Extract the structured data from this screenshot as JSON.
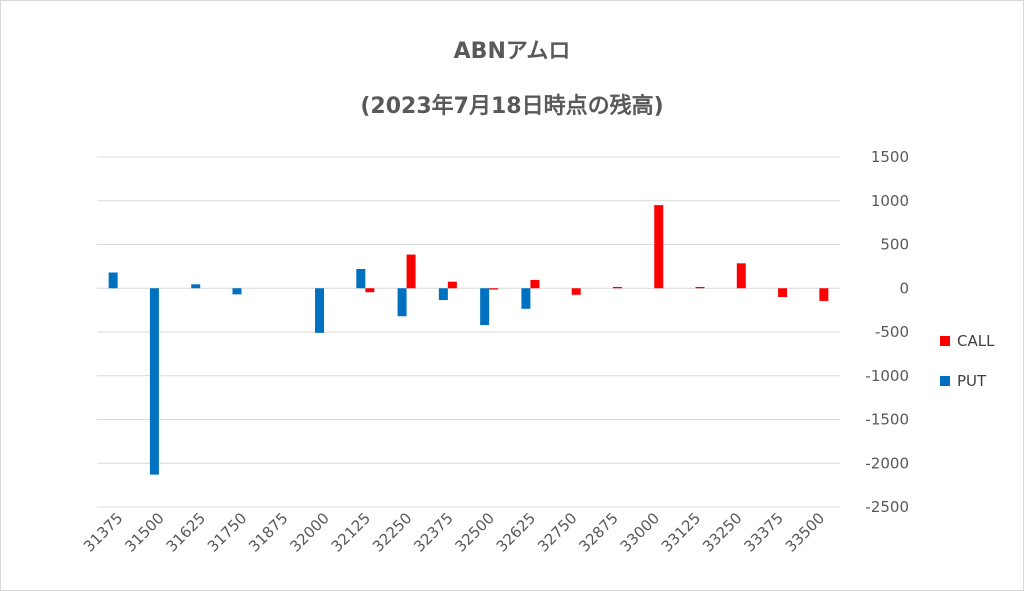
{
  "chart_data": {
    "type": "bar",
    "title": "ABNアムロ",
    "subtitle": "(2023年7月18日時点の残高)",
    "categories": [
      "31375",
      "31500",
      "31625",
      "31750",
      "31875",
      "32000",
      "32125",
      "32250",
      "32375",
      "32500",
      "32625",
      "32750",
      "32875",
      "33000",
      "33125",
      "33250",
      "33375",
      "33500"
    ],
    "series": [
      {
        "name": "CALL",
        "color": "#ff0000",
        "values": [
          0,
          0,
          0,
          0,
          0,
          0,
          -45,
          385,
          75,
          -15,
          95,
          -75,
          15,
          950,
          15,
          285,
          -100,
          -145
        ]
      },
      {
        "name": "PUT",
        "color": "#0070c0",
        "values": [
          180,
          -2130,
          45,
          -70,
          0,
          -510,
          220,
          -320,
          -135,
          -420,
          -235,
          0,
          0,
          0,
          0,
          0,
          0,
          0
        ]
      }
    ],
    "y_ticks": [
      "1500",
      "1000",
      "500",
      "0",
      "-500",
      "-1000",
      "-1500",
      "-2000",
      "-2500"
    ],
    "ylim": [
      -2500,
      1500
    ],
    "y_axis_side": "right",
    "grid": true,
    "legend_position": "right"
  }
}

--

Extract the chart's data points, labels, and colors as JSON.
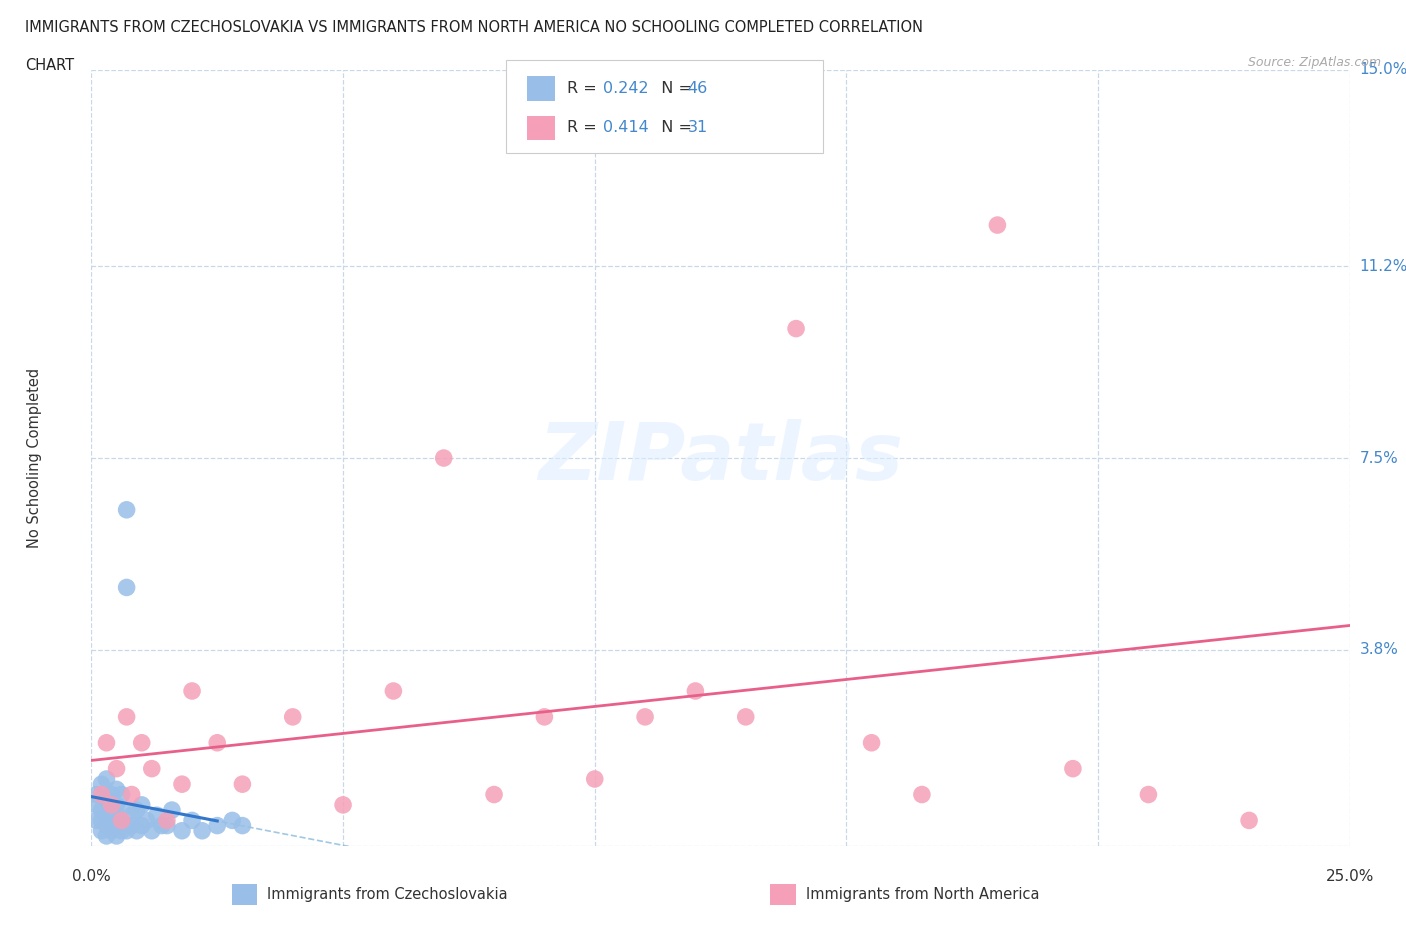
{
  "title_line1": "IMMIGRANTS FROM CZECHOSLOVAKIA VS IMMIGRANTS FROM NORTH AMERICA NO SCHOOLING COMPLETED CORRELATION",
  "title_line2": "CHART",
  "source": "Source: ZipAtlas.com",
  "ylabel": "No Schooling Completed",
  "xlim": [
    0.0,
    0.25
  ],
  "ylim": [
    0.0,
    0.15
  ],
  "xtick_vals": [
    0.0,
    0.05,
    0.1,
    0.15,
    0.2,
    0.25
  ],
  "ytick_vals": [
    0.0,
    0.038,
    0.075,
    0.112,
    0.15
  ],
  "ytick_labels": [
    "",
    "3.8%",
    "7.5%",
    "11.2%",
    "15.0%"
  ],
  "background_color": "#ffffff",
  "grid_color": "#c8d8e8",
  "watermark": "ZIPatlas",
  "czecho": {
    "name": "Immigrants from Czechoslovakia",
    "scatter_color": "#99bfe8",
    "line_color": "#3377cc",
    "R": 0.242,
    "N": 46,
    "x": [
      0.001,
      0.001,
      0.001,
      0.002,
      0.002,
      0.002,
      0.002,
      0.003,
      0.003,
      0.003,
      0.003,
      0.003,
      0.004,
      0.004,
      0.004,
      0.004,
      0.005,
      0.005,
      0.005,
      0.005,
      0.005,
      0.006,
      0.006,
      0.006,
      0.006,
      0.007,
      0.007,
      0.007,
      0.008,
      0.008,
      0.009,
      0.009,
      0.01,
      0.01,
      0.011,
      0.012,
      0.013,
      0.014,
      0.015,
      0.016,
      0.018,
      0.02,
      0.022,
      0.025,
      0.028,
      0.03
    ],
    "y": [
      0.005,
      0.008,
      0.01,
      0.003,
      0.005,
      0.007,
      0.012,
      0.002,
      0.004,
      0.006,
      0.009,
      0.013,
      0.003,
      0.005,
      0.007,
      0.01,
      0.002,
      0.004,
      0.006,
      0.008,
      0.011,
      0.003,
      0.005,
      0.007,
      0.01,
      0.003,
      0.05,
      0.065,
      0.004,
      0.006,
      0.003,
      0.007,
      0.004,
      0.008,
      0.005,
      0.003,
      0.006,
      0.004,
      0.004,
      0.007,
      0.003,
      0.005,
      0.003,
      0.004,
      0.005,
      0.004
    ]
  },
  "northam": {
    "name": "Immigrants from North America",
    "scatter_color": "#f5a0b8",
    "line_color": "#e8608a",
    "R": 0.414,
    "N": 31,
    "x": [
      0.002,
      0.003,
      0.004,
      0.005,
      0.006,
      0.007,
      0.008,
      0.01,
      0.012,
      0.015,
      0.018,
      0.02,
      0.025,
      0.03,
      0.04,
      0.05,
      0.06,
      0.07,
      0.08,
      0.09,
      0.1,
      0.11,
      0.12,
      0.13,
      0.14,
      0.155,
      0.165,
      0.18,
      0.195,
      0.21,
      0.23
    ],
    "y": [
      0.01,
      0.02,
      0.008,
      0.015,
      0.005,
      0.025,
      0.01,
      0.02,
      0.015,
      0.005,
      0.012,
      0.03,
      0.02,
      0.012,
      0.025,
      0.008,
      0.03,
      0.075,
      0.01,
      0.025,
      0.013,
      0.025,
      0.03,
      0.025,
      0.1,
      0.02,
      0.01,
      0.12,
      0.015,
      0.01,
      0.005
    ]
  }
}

--

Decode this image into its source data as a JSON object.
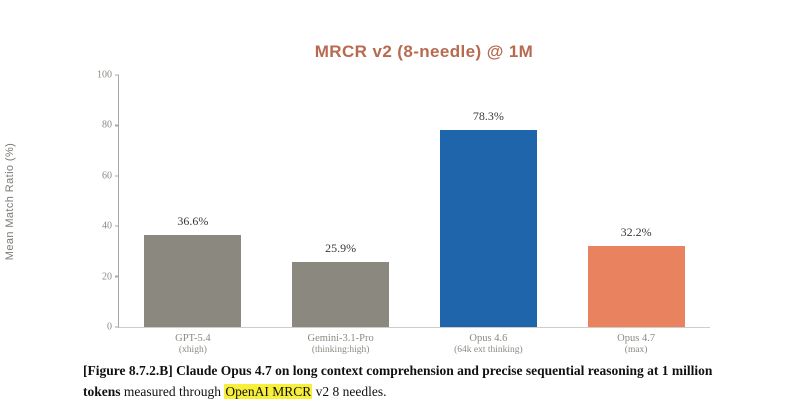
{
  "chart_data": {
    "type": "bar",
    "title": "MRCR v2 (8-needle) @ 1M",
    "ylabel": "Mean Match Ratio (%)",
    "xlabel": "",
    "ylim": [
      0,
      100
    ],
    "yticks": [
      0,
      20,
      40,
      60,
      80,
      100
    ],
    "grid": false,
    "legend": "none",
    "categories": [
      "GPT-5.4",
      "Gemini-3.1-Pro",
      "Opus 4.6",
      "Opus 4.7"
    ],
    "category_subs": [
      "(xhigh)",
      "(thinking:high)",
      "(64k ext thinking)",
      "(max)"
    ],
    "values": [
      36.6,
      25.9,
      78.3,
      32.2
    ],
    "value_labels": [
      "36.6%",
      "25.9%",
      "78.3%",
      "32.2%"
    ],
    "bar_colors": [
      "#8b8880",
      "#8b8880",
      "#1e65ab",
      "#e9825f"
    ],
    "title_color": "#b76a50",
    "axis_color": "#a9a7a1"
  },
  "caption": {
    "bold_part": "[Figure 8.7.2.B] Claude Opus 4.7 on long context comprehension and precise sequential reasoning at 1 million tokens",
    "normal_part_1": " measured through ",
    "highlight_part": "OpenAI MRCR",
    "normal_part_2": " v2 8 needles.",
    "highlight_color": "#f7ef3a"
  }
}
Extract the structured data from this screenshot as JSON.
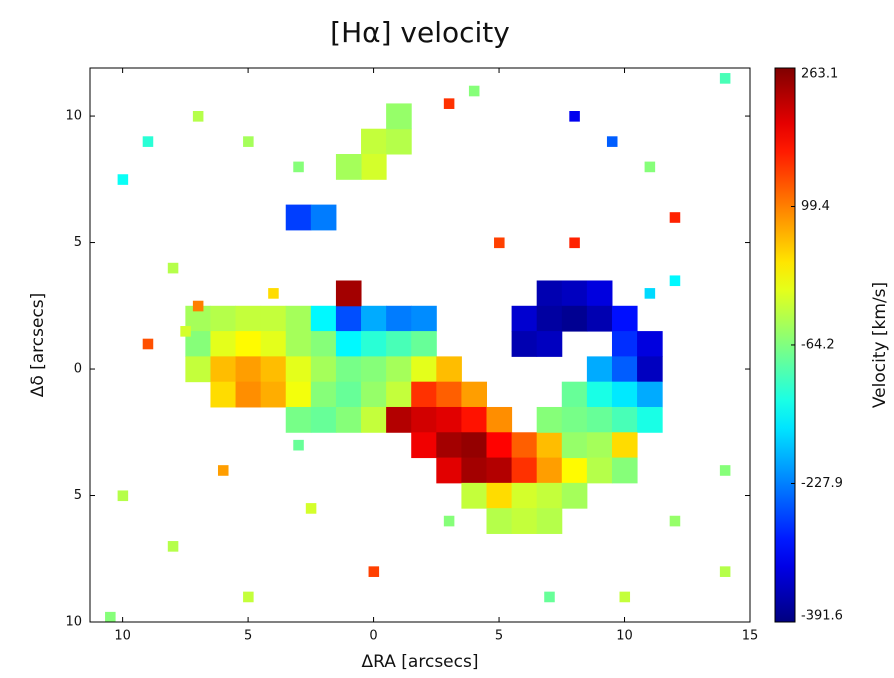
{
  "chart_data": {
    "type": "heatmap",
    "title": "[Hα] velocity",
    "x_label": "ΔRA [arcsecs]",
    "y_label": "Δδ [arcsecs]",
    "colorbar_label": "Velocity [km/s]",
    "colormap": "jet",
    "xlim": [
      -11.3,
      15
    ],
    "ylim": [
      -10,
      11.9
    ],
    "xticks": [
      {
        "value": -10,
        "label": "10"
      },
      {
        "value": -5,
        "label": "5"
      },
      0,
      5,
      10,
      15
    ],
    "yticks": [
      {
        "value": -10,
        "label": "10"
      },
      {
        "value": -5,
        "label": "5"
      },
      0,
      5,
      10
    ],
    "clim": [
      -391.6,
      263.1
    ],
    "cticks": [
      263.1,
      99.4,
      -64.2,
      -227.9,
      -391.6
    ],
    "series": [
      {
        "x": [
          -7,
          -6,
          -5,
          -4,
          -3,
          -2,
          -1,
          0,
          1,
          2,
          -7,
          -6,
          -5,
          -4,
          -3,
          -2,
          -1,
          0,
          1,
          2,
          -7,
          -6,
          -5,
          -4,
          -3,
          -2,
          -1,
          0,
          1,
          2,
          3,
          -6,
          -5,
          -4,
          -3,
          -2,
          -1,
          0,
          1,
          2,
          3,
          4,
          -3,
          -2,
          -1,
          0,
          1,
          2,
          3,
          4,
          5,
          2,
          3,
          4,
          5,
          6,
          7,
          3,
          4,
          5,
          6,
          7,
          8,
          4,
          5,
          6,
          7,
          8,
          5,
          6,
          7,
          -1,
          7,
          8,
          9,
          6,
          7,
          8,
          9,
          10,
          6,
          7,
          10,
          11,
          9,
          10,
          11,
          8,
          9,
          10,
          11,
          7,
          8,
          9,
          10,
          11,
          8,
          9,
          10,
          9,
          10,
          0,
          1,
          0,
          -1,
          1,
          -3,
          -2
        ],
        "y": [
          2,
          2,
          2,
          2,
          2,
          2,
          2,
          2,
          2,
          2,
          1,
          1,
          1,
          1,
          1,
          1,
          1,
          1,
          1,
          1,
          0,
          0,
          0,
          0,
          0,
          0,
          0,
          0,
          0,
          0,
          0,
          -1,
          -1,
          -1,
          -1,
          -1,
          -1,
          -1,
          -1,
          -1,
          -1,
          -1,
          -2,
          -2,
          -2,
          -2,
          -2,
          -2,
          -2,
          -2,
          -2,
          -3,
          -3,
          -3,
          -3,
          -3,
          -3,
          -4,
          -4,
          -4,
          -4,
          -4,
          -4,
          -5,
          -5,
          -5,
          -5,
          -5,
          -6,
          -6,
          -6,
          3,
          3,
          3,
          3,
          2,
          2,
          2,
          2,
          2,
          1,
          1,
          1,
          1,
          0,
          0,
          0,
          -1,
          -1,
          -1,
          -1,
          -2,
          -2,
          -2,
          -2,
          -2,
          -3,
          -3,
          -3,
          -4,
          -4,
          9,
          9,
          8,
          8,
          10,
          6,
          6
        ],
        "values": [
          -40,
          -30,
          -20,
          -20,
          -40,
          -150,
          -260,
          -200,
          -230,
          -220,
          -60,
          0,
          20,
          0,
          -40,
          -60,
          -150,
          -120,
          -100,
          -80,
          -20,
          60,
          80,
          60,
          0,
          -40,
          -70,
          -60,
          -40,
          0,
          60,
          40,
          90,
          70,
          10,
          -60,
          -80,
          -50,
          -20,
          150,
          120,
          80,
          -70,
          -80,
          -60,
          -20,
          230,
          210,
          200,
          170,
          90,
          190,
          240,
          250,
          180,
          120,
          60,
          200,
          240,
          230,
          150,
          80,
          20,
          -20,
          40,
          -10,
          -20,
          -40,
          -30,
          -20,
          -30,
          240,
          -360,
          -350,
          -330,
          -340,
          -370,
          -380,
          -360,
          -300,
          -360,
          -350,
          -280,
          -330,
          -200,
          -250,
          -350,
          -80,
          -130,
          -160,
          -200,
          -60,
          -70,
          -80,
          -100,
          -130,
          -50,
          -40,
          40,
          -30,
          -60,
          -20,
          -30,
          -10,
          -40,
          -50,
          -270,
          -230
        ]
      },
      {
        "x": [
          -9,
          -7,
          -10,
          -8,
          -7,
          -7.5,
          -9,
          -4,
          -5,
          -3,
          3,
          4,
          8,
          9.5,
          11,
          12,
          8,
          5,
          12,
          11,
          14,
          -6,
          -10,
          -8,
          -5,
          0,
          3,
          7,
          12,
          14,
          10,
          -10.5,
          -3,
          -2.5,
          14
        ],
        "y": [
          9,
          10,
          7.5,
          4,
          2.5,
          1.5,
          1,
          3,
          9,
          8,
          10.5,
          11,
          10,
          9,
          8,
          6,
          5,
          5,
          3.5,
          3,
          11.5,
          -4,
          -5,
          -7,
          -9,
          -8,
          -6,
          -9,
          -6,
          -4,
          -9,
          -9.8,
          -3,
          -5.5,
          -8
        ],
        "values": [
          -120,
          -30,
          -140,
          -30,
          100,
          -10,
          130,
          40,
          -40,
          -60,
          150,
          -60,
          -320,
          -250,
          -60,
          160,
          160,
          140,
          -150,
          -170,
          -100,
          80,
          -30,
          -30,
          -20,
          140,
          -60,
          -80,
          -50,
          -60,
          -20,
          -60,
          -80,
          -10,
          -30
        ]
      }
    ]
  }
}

--

■ **SET EXERCISE**:
Identify the lines of the entries containing the string "arcsecs". Copy each such line.

■ **FINAL RESULT**:
    "x_label": "ΔRA [arcsecs]",
    "y_label": "Δδ [arcsecs]",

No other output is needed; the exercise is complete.